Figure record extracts
----------------------------------------

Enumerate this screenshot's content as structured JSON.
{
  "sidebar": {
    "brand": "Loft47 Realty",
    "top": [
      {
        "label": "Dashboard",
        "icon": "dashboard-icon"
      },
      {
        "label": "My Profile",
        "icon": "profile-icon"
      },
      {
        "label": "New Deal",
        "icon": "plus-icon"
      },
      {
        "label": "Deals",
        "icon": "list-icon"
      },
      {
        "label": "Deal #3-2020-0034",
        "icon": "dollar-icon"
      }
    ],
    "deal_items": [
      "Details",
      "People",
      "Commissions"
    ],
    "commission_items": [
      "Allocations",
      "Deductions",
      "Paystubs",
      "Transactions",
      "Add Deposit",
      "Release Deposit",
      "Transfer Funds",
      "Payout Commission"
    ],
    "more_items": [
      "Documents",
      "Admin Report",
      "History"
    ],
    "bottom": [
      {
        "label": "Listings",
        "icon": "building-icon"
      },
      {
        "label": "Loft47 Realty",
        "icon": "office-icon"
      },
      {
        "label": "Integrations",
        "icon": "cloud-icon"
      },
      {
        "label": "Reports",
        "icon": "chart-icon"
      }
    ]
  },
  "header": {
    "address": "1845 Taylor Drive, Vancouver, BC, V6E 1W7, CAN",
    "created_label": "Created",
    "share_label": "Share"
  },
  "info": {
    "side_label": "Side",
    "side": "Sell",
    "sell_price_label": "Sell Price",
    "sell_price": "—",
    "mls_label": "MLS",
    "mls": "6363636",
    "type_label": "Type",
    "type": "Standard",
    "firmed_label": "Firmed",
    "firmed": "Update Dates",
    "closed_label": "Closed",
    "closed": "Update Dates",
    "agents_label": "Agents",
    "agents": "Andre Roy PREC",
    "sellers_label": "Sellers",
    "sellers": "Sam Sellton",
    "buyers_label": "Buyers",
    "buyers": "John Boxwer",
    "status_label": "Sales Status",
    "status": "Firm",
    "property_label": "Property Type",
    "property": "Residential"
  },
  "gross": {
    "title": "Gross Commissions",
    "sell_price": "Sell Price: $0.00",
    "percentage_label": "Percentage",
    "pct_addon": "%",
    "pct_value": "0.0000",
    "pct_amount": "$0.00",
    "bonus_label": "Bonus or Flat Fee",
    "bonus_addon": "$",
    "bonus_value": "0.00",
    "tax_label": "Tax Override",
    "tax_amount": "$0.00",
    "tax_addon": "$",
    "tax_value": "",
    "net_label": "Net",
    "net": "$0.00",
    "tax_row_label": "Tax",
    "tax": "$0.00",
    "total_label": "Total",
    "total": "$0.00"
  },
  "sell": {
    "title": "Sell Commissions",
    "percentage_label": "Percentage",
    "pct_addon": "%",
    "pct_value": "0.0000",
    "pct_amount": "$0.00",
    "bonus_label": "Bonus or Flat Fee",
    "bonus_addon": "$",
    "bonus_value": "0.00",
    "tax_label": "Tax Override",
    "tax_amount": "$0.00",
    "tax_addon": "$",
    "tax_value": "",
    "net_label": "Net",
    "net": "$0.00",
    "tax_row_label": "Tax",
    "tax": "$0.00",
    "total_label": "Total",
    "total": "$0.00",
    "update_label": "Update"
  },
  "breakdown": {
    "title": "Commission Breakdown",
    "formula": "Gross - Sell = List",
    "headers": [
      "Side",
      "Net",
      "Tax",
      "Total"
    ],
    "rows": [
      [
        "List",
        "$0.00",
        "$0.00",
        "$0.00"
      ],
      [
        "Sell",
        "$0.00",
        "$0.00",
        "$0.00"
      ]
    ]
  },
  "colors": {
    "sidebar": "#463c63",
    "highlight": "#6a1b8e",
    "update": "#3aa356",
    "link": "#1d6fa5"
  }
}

----------------------------------------

## INSTRUCTIONS TO FOLLOW
Identify lines with the string "Realty". Copy each one.

## TASK SOLUTION
    "brand": "Loft47 Realty",
        "label": "Loft47 Realty",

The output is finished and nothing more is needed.